* start DATA EXCERPTS *

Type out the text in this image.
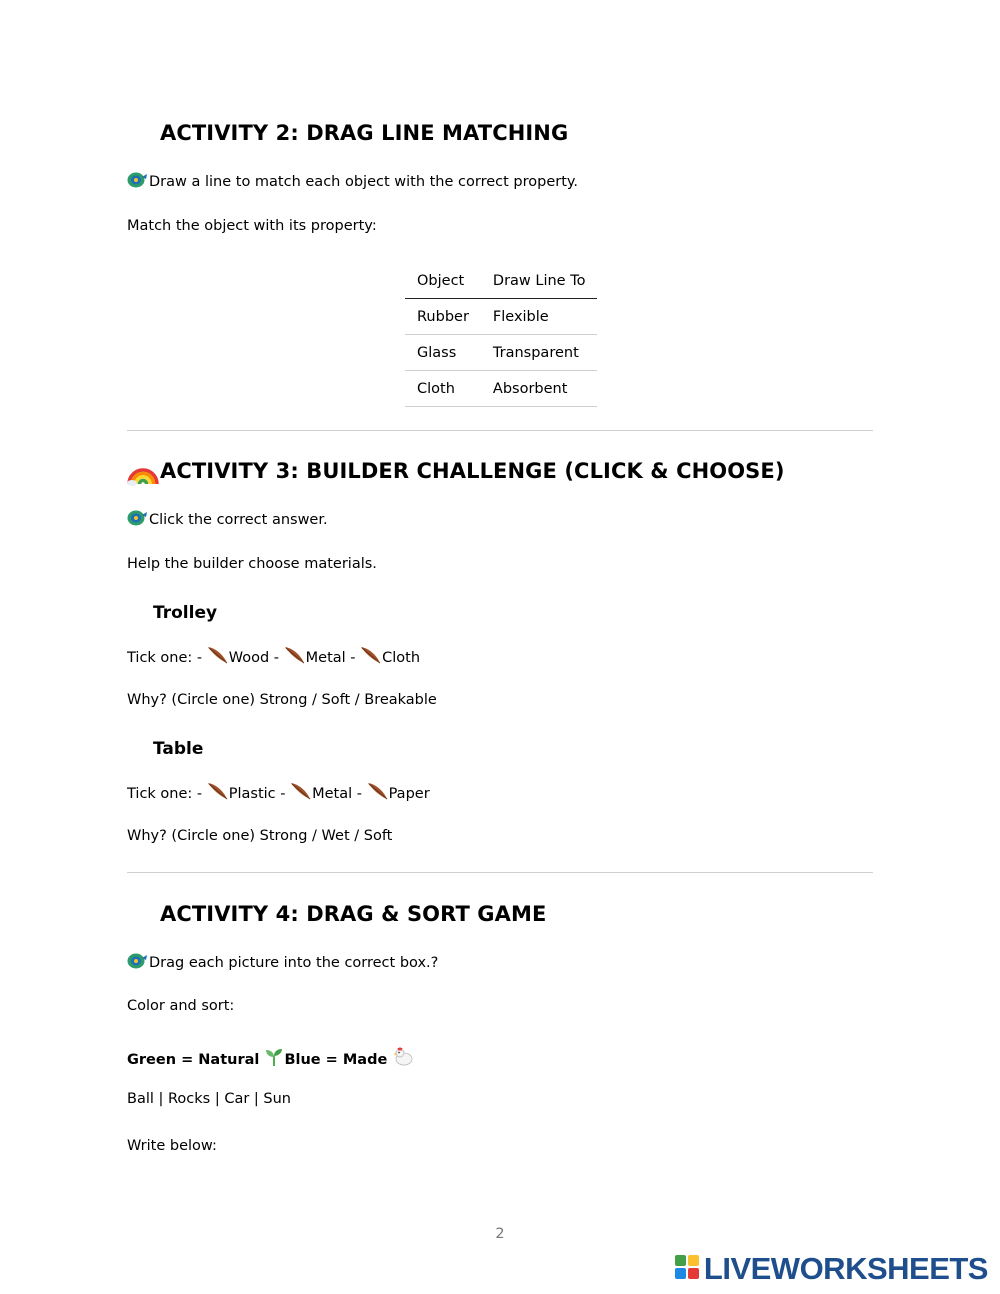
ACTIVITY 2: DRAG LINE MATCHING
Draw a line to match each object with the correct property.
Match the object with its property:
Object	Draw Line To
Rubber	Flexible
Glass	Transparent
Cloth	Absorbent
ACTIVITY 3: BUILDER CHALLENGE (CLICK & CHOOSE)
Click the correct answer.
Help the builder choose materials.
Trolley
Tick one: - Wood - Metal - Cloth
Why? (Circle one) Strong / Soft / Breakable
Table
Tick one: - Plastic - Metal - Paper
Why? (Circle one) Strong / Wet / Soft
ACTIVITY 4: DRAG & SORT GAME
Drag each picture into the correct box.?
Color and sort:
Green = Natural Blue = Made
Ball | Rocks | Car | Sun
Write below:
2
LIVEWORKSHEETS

* end DATA EXCERPTS *
* start DATA EXCERPTS *

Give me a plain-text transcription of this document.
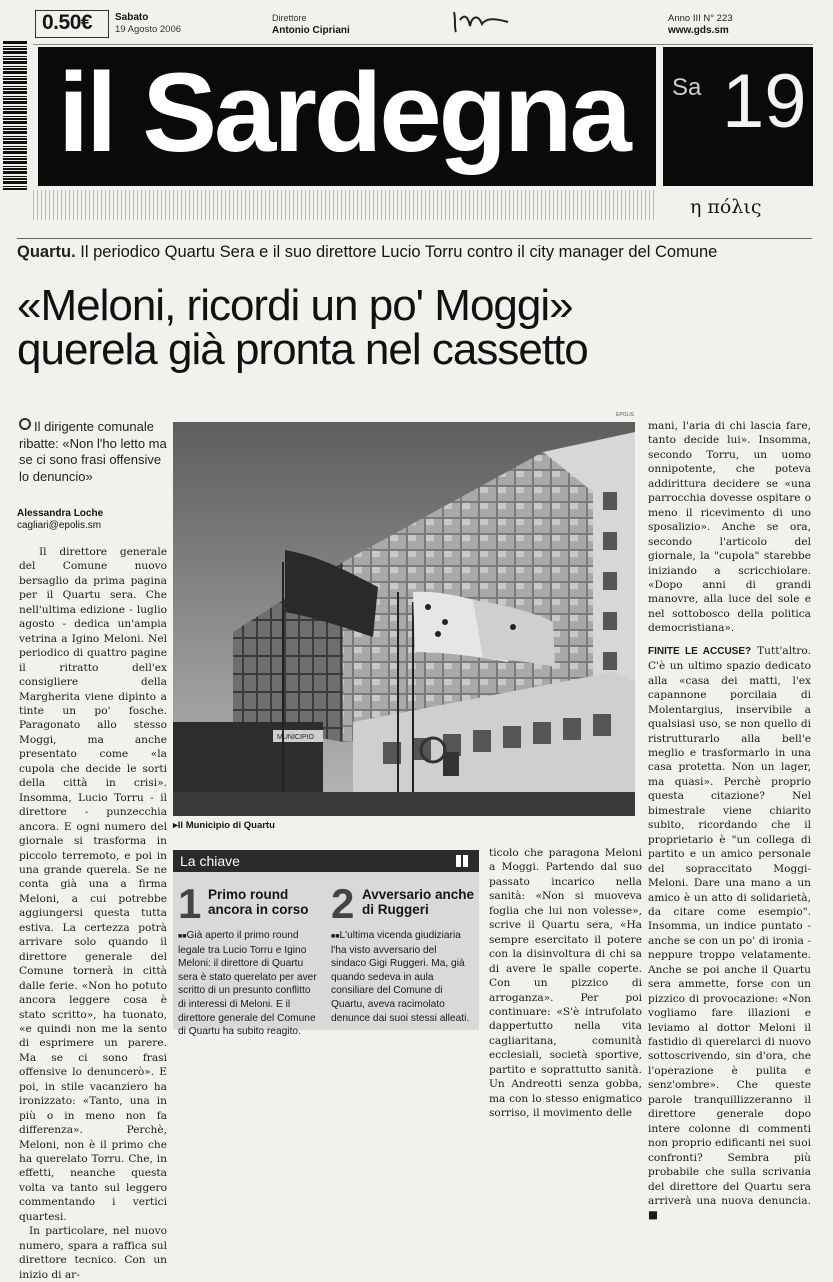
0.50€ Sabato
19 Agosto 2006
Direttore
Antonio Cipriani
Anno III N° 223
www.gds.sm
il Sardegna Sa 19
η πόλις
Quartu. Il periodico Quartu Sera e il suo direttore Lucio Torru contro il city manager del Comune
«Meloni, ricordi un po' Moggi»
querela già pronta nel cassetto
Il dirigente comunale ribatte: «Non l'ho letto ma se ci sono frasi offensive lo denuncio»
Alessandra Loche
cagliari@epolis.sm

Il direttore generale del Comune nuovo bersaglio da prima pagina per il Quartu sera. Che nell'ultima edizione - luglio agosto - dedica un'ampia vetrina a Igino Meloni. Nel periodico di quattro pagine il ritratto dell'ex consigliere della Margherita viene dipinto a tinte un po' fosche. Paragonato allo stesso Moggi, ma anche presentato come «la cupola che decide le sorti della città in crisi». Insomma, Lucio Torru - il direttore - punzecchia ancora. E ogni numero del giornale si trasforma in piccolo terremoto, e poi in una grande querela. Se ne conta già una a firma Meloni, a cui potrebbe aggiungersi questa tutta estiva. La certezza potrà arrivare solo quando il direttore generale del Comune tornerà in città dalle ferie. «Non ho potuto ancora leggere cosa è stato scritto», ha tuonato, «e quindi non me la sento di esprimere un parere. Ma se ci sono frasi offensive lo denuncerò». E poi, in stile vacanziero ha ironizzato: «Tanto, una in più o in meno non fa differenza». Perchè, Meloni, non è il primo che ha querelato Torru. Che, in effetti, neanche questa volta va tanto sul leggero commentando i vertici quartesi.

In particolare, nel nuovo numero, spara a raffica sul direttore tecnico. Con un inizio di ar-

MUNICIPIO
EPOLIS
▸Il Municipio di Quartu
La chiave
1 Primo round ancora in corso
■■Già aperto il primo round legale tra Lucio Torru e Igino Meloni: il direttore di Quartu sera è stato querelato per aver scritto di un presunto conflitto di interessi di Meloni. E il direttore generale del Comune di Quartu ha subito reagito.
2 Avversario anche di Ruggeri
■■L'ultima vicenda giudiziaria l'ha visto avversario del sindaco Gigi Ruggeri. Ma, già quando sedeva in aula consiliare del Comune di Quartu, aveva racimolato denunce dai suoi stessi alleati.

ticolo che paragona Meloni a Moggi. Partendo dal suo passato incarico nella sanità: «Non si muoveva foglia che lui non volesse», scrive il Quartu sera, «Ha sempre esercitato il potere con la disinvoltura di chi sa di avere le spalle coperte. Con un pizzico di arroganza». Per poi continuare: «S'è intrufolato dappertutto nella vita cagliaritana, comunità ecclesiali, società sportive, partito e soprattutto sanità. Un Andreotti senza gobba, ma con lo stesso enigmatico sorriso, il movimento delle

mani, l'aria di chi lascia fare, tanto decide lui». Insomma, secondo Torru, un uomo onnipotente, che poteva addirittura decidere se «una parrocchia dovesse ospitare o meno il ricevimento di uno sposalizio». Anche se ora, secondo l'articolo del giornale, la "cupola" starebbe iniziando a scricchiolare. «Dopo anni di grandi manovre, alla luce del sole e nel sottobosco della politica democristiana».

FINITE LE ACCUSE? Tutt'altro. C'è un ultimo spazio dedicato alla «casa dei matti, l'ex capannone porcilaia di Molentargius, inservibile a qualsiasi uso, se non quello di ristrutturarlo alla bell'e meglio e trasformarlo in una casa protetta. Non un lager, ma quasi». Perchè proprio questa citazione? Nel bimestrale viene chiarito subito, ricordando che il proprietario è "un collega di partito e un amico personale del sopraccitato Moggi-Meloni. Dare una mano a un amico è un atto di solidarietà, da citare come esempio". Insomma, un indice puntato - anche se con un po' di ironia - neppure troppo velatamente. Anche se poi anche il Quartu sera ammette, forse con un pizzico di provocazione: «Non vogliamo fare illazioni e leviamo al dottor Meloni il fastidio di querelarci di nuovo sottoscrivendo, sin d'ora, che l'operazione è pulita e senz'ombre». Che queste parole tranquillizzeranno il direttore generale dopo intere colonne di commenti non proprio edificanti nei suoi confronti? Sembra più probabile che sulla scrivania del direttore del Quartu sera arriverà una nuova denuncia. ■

* end DATA EXCERPTS *
* start DATA EXCERPTS *

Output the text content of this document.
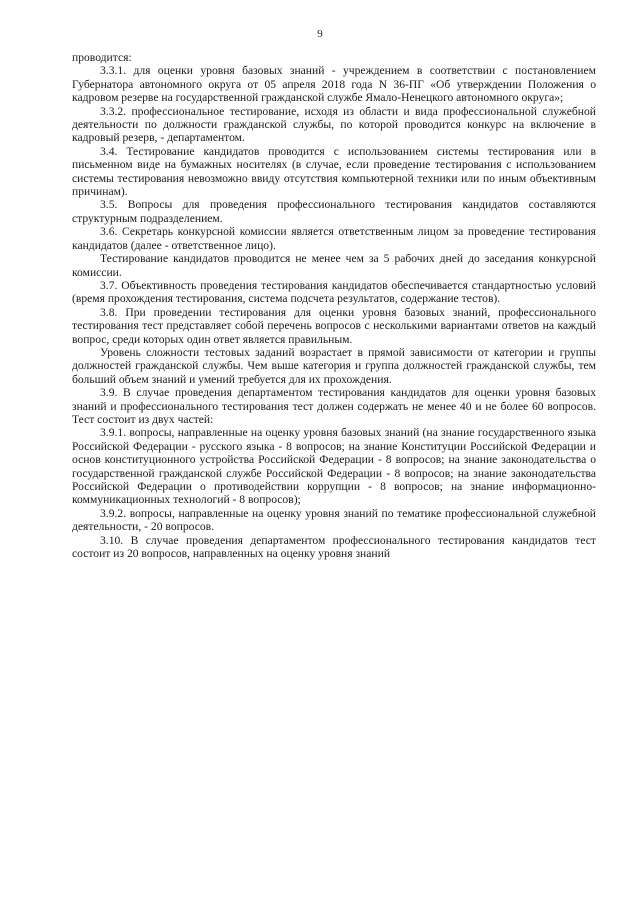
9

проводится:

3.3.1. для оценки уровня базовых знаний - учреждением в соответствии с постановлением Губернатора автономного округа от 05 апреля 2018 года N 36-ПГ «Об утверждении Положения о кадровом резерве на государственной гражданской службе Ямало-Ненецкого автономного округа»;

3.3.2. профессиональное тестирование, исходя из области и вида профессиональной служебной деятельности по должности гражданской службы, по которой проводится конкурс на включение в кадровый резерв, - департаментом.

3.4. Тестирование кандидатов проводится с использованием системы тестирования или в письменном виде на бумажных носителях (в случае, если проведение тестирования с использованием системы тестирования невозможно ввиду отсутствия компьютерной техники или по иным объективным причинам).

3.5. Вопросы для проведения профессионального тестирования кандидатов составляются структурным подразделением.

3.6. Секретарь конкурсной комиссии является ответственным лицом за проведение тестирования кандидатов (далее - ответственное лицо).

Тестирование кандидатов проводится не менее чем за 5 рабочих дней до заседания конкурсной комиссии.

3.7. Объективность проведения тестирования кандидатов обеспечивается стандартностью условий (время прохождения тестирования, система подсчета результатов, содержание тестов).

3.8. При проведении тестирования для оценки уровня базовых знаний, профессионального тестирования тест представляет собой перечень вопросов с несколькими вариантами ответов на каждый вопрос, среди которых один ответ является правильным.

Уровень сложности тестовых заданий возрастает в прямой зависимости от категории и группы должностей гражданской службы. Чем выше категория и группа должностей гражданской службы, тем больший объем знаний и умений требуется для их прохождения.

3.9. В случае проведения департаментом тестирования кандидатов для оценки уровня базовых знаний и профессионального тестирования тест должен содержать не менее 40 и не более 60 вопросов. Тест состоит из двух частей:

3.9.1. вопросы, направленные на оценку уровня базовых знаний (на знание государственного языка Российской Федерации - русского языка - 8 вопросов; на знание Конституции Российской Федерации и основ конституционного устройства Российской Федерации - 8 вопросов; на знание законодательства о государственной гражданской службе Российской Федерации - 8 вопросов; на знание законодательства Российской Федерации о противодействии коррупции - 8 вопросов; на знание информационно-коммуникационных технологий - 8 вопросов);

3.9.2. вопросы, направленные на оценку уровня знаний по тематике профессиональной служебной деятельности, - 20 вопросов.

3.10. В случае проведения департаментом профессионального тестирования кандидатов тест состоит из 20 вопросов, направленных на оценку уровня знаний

* end DATA EXCERPTS *

● WORK REQUIRED: Locate the lines above that hold the word "Tick". Show every one of them.

● SOLUTION BELOW:
Tick one: - Wood - Metal - Cloth
Tick one: - Plastic - Metal - Paper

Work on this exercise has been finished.